Data to process
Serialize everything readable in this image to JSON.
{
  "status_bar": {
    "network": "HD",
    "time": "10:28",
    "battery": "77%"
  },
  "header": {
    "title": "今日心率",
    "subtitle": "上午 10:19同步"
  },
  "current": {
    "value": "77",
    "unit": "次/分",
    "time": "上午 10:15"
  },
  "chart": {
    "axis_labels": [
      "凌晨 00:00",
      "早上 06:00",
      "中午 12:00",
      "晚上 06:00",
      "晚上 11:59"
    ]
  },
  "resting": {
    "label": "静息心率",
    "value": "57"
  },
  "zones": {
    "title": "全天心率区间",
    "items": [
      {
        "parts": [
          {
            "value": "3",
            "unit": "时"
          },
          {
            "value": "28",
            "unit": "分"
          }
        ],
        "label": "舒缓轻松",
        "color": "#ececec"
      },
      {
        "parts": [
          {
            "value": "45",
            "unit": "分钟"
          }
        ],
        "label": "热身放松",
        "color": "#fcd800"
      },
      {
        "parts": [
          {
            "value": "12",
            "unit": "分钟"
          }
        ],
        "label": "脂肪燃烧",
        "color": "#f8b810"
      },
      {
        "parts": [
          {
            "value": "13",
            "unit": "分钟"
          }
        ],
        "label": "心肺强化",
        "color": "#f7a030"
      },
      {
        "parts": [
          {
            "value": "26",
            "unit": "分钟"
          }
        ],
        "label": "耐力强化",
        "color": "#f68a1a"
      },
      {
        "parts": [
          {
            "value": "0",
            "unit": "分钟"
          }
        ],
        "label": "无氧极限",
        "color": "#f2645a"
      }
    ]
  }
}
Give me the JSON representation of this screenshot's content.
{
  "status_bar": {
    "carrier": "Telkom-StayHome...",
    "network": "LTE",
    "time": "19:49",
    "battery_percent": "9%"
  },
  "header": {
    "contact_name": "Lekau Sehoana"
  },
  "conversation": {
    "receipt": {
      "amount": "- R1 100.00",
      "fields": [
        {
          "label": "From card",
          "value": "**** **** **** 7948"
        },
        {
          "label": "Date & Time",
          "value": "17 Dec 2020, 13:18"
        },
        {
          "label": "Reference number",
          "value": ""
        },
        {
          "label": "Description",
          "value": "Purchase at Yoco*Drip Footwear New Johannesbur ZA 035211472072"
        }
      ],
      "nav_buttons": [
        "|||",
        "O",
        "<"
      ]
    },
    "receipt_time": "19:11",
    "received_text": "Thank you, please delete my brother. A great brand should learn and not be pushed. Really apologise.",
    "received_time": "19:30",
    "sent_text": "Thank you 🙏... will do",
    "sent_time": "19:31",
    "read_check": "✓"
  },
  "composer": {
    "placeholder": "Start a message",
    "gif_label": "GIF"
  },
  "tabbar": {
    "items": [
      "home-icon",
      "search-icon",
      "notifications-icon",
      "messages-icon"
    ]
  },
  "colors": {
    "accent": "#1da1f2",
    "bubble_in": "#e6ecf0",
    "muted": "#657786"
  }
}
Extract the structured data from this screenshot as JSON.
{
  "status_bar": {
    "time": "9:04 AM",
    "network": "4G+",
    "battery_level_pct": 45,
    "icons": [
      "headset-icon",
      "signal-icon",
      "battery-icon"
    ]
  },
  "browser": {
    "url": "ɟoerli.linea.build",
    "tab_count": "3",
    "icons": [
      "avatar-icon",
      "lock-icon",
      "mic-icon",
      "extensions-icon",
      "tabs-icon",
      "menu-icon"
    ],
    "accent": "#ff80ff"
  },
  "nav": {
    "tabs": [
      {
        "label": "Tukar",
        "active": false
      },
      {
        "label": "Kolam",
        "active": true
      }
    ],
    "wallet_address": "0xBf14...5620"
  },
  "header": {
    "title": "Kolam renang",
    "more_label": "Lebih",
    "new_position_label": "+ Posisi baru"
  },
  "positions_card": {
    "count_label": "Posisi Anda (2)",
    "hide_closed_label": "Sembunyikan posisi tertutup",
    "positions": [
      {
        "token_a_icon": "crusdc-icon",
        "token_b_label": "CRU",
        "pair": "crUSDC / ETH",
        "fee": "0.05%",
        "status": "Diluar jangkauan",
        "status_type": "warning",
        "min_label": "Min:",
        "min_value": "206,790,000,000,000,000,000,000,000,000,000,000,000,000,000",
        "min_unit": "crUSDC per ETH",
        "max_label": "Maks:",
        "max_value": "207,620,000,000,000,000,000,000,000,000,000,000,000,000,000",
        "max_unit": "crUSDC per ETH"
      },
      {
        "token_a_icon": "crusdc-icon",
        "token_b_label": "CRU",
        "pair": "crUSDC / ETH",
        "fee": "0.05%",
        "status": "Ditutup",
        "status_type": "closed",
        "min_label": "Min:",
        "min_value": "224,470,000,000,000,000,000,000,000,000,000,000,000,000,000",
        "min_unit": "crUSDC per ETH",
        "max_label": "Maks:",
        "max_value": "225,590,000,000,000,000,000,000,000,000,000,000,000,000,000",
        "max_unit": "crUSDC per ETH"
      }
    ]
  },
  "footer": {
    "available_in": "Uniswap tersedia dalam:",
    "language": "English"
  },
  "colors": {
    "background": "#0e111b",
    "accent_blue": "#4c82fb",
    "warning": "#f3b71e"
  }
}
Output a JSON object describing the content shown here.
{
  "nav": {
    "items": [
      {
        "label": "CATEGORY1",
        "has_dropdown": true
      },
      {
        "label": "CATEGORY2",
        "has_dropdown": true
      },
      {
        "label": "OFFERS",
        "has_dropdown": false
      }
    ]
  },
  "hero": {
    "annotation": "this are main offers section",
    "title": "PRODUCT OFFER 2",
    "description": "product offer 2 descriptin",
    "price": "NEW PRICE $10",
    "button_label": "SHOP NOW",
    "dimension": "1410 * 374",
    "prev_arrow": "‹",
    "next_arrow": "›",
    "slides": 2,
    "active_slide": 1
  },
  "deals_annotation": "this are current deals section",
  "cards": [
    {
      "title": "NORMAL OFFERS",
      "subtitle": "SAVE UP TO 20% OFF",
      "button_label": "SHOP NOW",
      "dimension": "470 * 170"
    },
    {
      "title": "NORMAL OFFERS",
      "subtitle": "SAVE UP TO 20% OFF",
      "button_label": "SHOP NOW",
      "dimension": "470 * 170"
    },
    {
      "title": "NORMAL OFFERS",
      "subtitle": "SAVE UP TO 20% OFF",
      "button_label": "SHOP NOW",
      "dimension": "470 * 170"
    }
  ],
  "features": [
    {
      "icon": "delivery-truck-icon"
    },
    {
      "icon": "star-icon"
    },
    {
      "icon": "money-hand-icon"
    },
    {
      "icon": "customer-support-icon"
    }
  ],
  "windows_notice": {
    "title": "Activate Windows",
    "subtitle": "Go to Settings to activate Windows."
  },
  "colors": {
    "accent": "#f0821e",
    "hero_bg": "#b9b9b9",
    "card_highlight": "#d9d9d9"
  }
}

Task description
Each line of the material should be echoed exactly.

Final result
Serialize everything readable in this image to JSON.
{
  "status_bar": {
    "network": "HD",
    "time": "10:28",
    "battery": "77%"
  },
  "header": {
    "title": "今日心率",
    "subtitle": "上午 10:19同步"
  },
  "current": {
    "value": "77",
    "unit": "次/分",
    "time": "上午 10:15"
  },
  "chart": {
    "axis_labels": [
      "凌晨 00:00",
      "早上 06:00",
      "中午 12:00",
      "晚上 06:00",
      "晚上 11:59"
    ]
  },
  "resting": {
    "label": "静息心率",
    "value": "57"
  },
  "zones": {
    "title": "全天心率区间",
    "items": [
      {
        "parts": [
          {
            "value": "3",
            "unit": "时"
          },
          {
            "value": "28",
            "unit": "分"
          }
        ],
        "label": "舒缓轻松",
        "color": "#ececec"
      },
      {
        "parts": [
          {
            "value": "45",
            "unit": "分钟"
          }
        ],
        "label": "热身放松",
        "color": "#fcd800"
      },
      {
        "parts": [
          {
            "value": "12",
            "unit": "分钟"
          }
        ],
        "label": "脂肪燃烧",
        "color": "#f8b810"
      },
      {
        "parts": [
          {
            "value": "13",
            "unit": "分钟"
          }
        ],
        "label": "心肺强化",
        "color": "#f7a030"
      },
      {
        "parts": [
          {
            "value": "26",
            "unit": "分钟"
          }
        ],
        "label": "耐力强化",
        "color": "#f68a1a"
      },
      {
        "parts": [
          {
            "value": "0",
            "unit": "分钟"
          }
        ],
        "label": "无氧极限",
        "color": "#f2645a"
      }
    ]
  }
}
Give me the JSON representation of this screenshot's content.
{
  "status_bar": {
    "carrier": "Telkom-StayHome...",
    "network": "LTE",
    "time": "19:49",
    "battery_percent": "9%"
  },
  "header": {
    "contact_name": "Lekau Sehoana"
  },
  "conversation": {
    "receipt": {
      "amount": "- R1 100.00",
      "fields": [
        {
          "label": "From card",
          "value": "**** **** **** 7948"
        },
        {
          "label": "Date & Time",
          "value": "17 Dec 2020, 13:18"
        },
        {
          "label": "Reference number",
          "value": ""
        },
        {
          "label": "Description",
          "value": "Purchase at Yoco*Drip Footwear New Johannesbur ZA 035211472072"
        }
      ],
      "nav_buttons": [
        "|||",
        "O",
        "<"
      ]
    },
    "receipt_time": "19:11",
    "received_text": "Thank you, please delete my brother. A great brand should learn and not be pushed. Really apologise.",
    "received_time": "19:30",
    "sent_text": "Thank you 🙏... will do",
    "sent_time": "19:31",
    "read_check": "✓"
  },
  "composer": {
    "placeholder": "Start a message",
    "gif_label": "GIF"
  },
  "tabbar": {
    "items": [
      "home-icon",
      "search-icon",
      "notifications-icon",
      "messages-icon"
    ]
  },
  "colors": {
    "accent": "#1da1f2",
    "bubble_in": "#e6ecf0",
    "muted": "#657786"
  }
}
Extract the structured data from this screenshot as JSON.
{
  "status_bar": {
    "time": "9:04 AM",
    "network": "4G+",
    "battery_level_pct": 45,
    "icons": [
      "headset-icon",
      "signal-icon",
      "battery-icon"
    ]
  },
  "browser": {
    "url": "ɟoerli.linea.build",
    "tab_count": "3",
    "icons": [
      "avatar-icon",
      "lock-icon",
      "mic-icon",
      "extensions-icon",
      "tabs-icon",
      "menu-icon"
    ],
    "accent": "#ff80ff"
  },
  "nav": {
    "tabs": [
      {
        "label": "Tukar",
        "active": false
      },
      {
        "label": "Kolam",
        "active": true
      }
    ],
    "wallet_address": "0xBf14...5620"
  },
  "header": {
    "title": "Kolam renang",
    "more_label": "Lebih",
    "new_position_label": "+ Posisi baru"
  },
  "positions_card": {
    "count_label": "Posisi Anda (2)",
    "hide_closed_label": "Sembunyikan posisi tertutup",
    "positions": [
      {
        "token_a_icon": "crusdc-icon",
        "token_b_label": "CRU",
        "pair": "crUSDC / ETH",
        "fee": "0.05%",
        "status": "Diluar jangkauan",
        "status_type": "warning",
        "min_label": "Min:",
        "min_value": "206,790,000,000,000,000,000,000,000,000,000,000,000,000,000",
        "min_unit": "crUSDC per ETH",
        "max_label": "Maks:",
        "max_value": "207,620,000,000,000,000,000,000,000,000,000,000,000,000,000",
        "max_unit": "crUSDC per ETH"
      },
      {
        "token_a_icon": "crusdc-icon",
        "token_b_label": "CRU",
        "pair": "crUSDC / ETH",
        "fee": "0.05%",
        "status": "Ditutup",
        "status_type": "closed",
        "min_label": "Min:",
        "min_value": "224,470,000,000,000,000,000,000,000,000,000,000,000,000,000",
        "min_unit": "crUSDC per ETH",
        "max_label": "Maks:",
        "max_value": "225,590,000,000,000,000,000,000,000,000,000,000,000,000,000",
        "max_unit": "crUSDC per ETH"
      }
    ]
  },
  "footer": {
    "available_in": "Uniswap tersedia dalam:",
    "language": "English"
  },
  "colors": {
    "background": "#0e111b",
    "accent_blue": "#4c82fb",
    "warning": "#f3b71e"
  }
}
Output a JSON object describing the content shown here.
{
  "nav": {
    "items": [
      {
        "label": "CATEGORY1",
        "has_dropdown": true
      },
      {
        "label": "CATEGORY2",
        "has_dropdown": true
      },
      {
        "label": "OFFERS",
        "has_dropdown": false
      }
    ]
  },
  "hero": {
    "annotation": "this are main offers section",
    "title": "PRODUCT OFFER 2",
    "description": "product offer 2 descriptin",
    "price": "NEW PRICE $10",
    "button_label": "SHOP NOW",
    "dimension": "1410 * 374",
    "prev_arrow": "‹",
    "next_arrow": "›",
    "slides": 2,
    "active_slide": 1
  },
  "deals_annotation": "this are current deals section",
  "cards": [
    {
      "title": "NORMAL OFFERS",
      "subtitle": "SAVE UP TO 20% OFF",
      "button_label": "SHOP NOW",
      "dimension": "470 * 170"
    },
    {
      "title": "NORMAL OFFERS",
      "subtitle": "SAVE UP TO 20% OFF",
      "button_label": "SHOP NOW",
      "dimension": "470 * 170"
    },
    {
      "title": "NORMAL OFFERS",
      "subtitle": "SAVE UP TO 20% OFF",
      "button_label": "SHOP NOW",
      "dimension": "470 * 170"
    }
  ],
  "features": [
    {
      "icon": "delivery-truck-icon"
    },
    {
      "icon": "star-icon"
    },
    {
      "icon": "money-hand-icon"
    },
    {
      "icon": "customer-support-icon"
    }
  ],
  "windows_notice": {
    "title": "Activate Windows",
    "subtitle": "Go to Settings to activate Windows."
  },
  "colors": {
    "accent": "#f0821e",
    "hero_bg": "#b9b9b9",
    "card_highlight": "#d9d9d9"
  }
}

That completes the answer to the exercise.